** DIRECTIONS FOR THIS TASK **
Restate the records that follow word for word; no pictures should appear.

** GIVEN DATA **
[Start]

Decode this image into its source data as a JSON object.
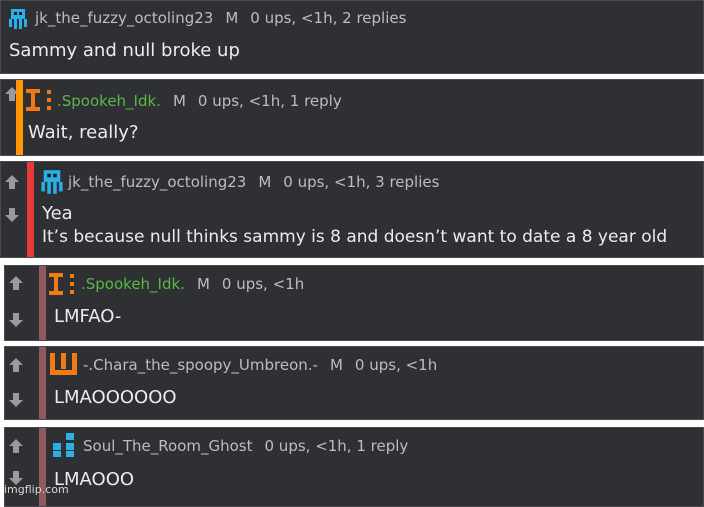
{
  "colors": {
    "background": "#2f3033",
    "meta_text": "#bdbdbd",
    "green_username": "#58b947",
    "orange_bar": "#ff9500",
    "red_bar": "#e8393b",
    "muted_bar": "#8f5a5c",
    "squid_icon": "#29b0e6",
    "orange_icon": "#f07a14"
  },
  "comments": [
    {
      "icon": "blue-squid-icon",
      "username": "jk_the_fuzzy_octoling23",
      "mod": "M",
      "stats": "0 ups, <1h, 2 replies",
      "lines": [
        "Sammy and null broke up"
      ]
    },
    {
      "icon": "orange-tower-icon",
      "username": ".Spookeh_Idk.",
      "mod": "M",
      "stats": "0 ups, <1h, 1 reply",
      "lines": [
        "Wait, really?"
      ]
    },
    {
      "icon": "blue-squid-icon",
      "username": "jk_the_fuzzy_octoling23",
      "mod": "M",
      "stats": "0 ups, <1h, 3 replies",
      "lines": [
        "Yea",
        "It’s because null thinks sammy is 8 and doesn’t want to date a 8 year old"
      ]
    },
    {
      "icon": "orange-tower-icon",
      "username": ".Spookeh_Idk.",
      "mod": "M",
      "stats": "0 ups, <1h",
      "lines": [
        "LMFAO-"
      ]
    },
    {
      "icon": "orange-fork-icon",
      "username": "-.Chara_the_spoopy_Umbreon.-",
      "mod": "M",
      "stats": "0 ups, <1h",
      "lines": [
        "LMAOOOOOO"
      ]
    },
    {
      "icon": "blue-blocks-icon",
      "username": "Soul_The_Room_Ghost",
      "mod": "",
      "stats": "0 ups, <1h, 1 reply",
      "lines": [
        "LMAOOO"
      ]
    }
  ],
  "watermark": "imgflip.com"
}
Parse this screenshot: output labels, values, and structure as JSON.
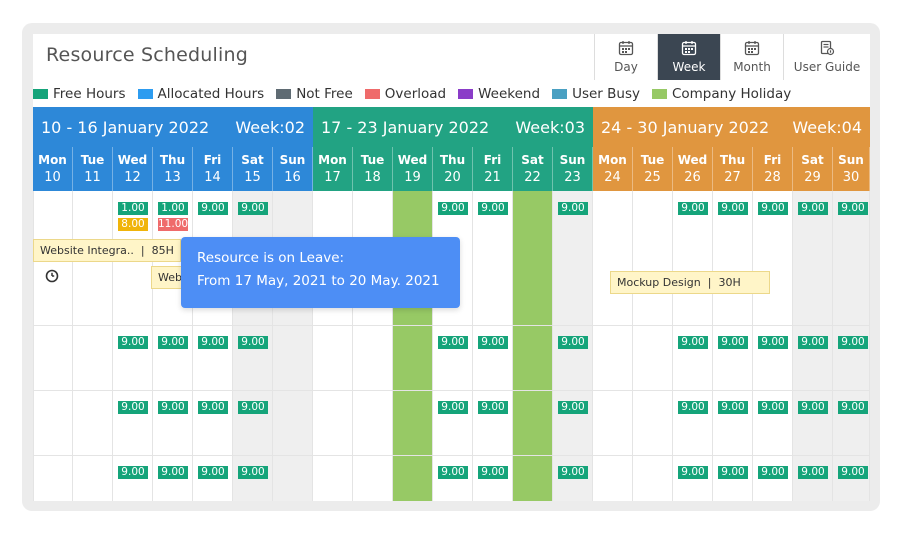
{
  "header": {
    "title": "Resource Scheduling",
    "views": [
      {
        "label": "Day",
        "icon": "calendar-icon",
        "active": false
      },
      {
        "label": "Week",
        "icon": "calendar-icon",
        "active": true
      },
      {
        "label": "Month",
        "icon": "calendar-icon",
        "active": false
      },
      {
        "label": "User Guide",
        "icon": "guide-icon",
        "active": false
      }
    ]
  },
  "legend": [
    {
      "label": "Free Hours",
      "color": "#15a47a"
    },
    {
      "label": "Allocated Hours",
      "color": "#2d9cf0"
    },
    {
      "label": "Not Free",
      "color": "#5f6b73"
    },
    {
      "label": "Overload",
      "color": "#ef6b6b"
    },
    {
      "label": "Weekend",
      "color": "#8a3cc8"
    },
    {
      "label": "User Busy",
      "color": "#4aa0c2"
    },
    {
      "label": "Company Holiday",
      "color": "#97c965"
    }
  ],
  "weeks": [
    {
      "range": "10 - 16 January 2022",
      "week": "Week:02",
      "color": "#2d88d8"
    },
    {
      "range": "17 - 23 January 2022",
      "week": "Week:03",
      "color": "#22a383"
    },
    {
      "range": "24 - 30 January 2022",
      "week": "Week:04",
      "color": "#e0963f"
    }
  ],
  "days": [
    {
      "name": "Mon",
      "date": "10"
    },
    {
      "name": "Tue",
      "date": "11"
    },
    {
      "name": "Wed",
      "date": "12"
    },
    {
      "name": "Thu",
      "date": "13"
    },
    {
      "name": "Fri",
      "date": "14"
    },
    {
      "name": "Sat",
      "date": "15"
    },
    {
      "name": "Sun",
      "date": "16"
    },
    {
      "name": "Mon",
      "date": "17"
    },
    {
      "name": "Tue",
      "date": "18"
    },
    {
      "name": "Wed",
      "date": "19"
    },
    {
      "name": "Thu",
      "date": "20"
    },
    {
      "name": "Fri",
      "date": "21"
    },
    {
      "name": "Sat",
      "date": "22"
    },
    {
      "name": "Sun",
      "date": "23"
    },
    {
      "name": "Mon",
      "date": "24"
    },
    {
      "name": "Tue",
      "date": "25"
    },
    {
      "name": "Wed",
      "date": "26"
    },
    {
      "name": "Thu",
      "date": "27"
    },
    {
      "name": "Fri",
      "date": "28"
    },
    {
      "name": "Sat",
      "date": "29"
    },
    {
      "name": "Sun",
      "date": "30"
    }
  ],
  "hours": {
    "free": "9.00",
    "allocated_a": "1.00",
    "allocated_b": "8.00",
    "overload": "11.00"
  },
  "tasks": [
    {
      "label": "Website Integra..",
      "sep": "|",
      "hours": "85H"
    },
    {
      "label": "Web",
      "sep": "",
      "hours": ""
    },
    {
      "label": "Mockup Design",
      "sep": "|",
      "hours": "30H"
    }
  ],
  "tooltip": {
    "line1": "Resource is on Leave:",
    "line2": "From 17 May, 2021 to 20 May. 2021"
  }
}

[End]

** REPLY **
Decode this image into its source data as a JSON object.
{
  "colors": {
    "background": "#2f3033",
    "meta_text": "#bdbdbd",
    "green_username": "#58b947",
    "orange_bar": "#ff9500",
    "red_bar": "#e8393b",
    "muted_bar": "#8f5a5c",
    "squid_icon": "#29b0e6",
    "orange_icon": "#f07a14"
  },
  "comments": [
    {
      "icon": "blue-squid-icon",
      "username": "jk_the_fuzzy_octoling23",
      "mod": "M",
      "stats": "0 ups, <1h, 2 replies",
      "lines": [
        "Sammy and null broke up"
      ]
    },
    {
      "icon": "orange-tower-icon",
      "username": ".Spookeh_Idk.",
      "mod": "M",
      "stats": "0 ups, <1h, 1 reply",
      "lines": [
        "Wait, really?"
      ]
    },
    {
      "icon": "blue-squid-icon",
      "username": "jk_the_fuzzy_octoling23",
      "mod": "M",
      "stats": "0 ups, <1h, 3 replies",
      "lines": [
        "Yea",
        "It’s because null thinks sammy is 8 and doesn’t want to date a 8 year old"
      ]
    },
    {
      "icon": "orange-tower-icon",
      "username": ".Spookeh_Idk.",
      "mod": "M",
      "stats": "0 ups, <1h",
      "lines": [
        "LMFAO-"
      ]
    },
    {
      "icon": "orange-fork-icon",
      "username": "-.Chara_the_spoopy_Umbreon.-",
      "mod": "M",
      "stats": "0 ups, <1h",
      "lines": [
        "LMAOOOOOO"
      ]
    },
    {
      "icon": "blue-blocks-icon",
      "username": "Soul_The_Room_Ghost",
      "mod": "",
      "stats": "0 ups, <1h, 1 reply",
      "lines": [
        "LMAOOO"
      ]
    }
  ],
  "watermark": "imgflip.com"
}
Parse this screenshot: output labels, values, and structure as JSON.
{
  "header": {
    "title": "Resource Scheduling",
    "views": [
      {
        "label": "Day",
        "icon": "calendar-icon",
        "active": false
      },
      {
        "label": "Week",
        "icon": "calendar-icon",
        "active": true
      },
      {
        "label": "Month",
        "icon": "calendar-icon",
        "active": false
      },
      {
        "label": "User Guide",
        "icon": "guide-icon",
        "active": false
      }
    ]
  },
  "legend": [
    {
      "label": "Free Hours",
      "color": "#15a47a"
    },
    {
      "label": "Allocated Hours",
      "color": "#2d9cf0"
    },
    {
      "label": "Not Free",
      "color": "#5f6b73"
    },
    {
      "label": "Overload",
      "color": "#ef6b6b"
    },
    {
      "label": "Weekend",
      "color": "#8a3cc8"
    },
    {
      "label": "User Busy",
      "color": "#4aa0c2"
    },
    {
      "label": "Company Holiday",
      "color": "#97c965"
    }
  ],
  "weeks": [
    {
      "range": "10 - 16 January 2022",
      "week": "Week:02",
      "color": "#2d88d8"
    },
    {
      "range": "17 - 23 January 2022",
      "week": "Week:03",
      "color": "#22a383"
    },
    {
      "range": "24 - 30 January 2022",
      "week": "Week:04",
      "color": "#e0963f"
    }
  ],
  "days": [
    {
      "name": "Mon",
      "date": "10"
    },
    {
      "name": "Tue",
      "date": "11"
    },
    {
      "name": "Wed",
      "date": "12"
    },
    {
      "name": "Thu",
      "date": "13"
    },
    {
      "name": "Fri",
      "date": "14"
    },
    {
      "name": "Sat",
      "date": "15"
    },
    {
      "name": "Sun",
      "date": "16"
    },
    {
      "name": "Mon",
      "date": "17"
    },
    {
      "name": "Tue",
      "date": "18"
    },
    {
      "name": "Wed",
      "date": "19"
    },
    {
      "name": "Thu",
      "date": "20"
    },
    {
      "name": "Fri",
      "date": "21"
    },
    {
      "name": "Sat",
      "date": "22"
    },
    {
      "name": "Sun",
      "date": "23"
    },
    {
      "name": "Mon",
      "date": "24"
    },
    {
      "name": "Tue",
      "date": "25"
    },
    {
      "name": "Wed",
      "date": "26"
    },
    {
      "name": "Thu",
      "date": "27"
    },
    {
      "name": "Fri",
      "date": "28"
    },
    {
      "name": "Sat",
      "date": "29"
    },
    {
      "name": "Sun",
      "date": "30"
    }
  ],
  "hours": {
    "free": "9.00",
    "allocated_a": "1.00",
    "allocated_b": "8.00",
    "overload": "11.00"
  },
  "tasks": [
    {
      "label": "Website Integra..",
      "sep": "|",
      "hours": "85H"
    },
    {
      "label": "Web",
      "sep": "",
      "hours": ""
    },
    {
      "label": "Mockup Design",
      "sep": "|",
      "hours": "30H"
    }
  ],
  "tooltip": {
    "line1": "Resource is on Leave:",
    "line2": "From 17 May, 2021 to 20 May. 2021"
  }
}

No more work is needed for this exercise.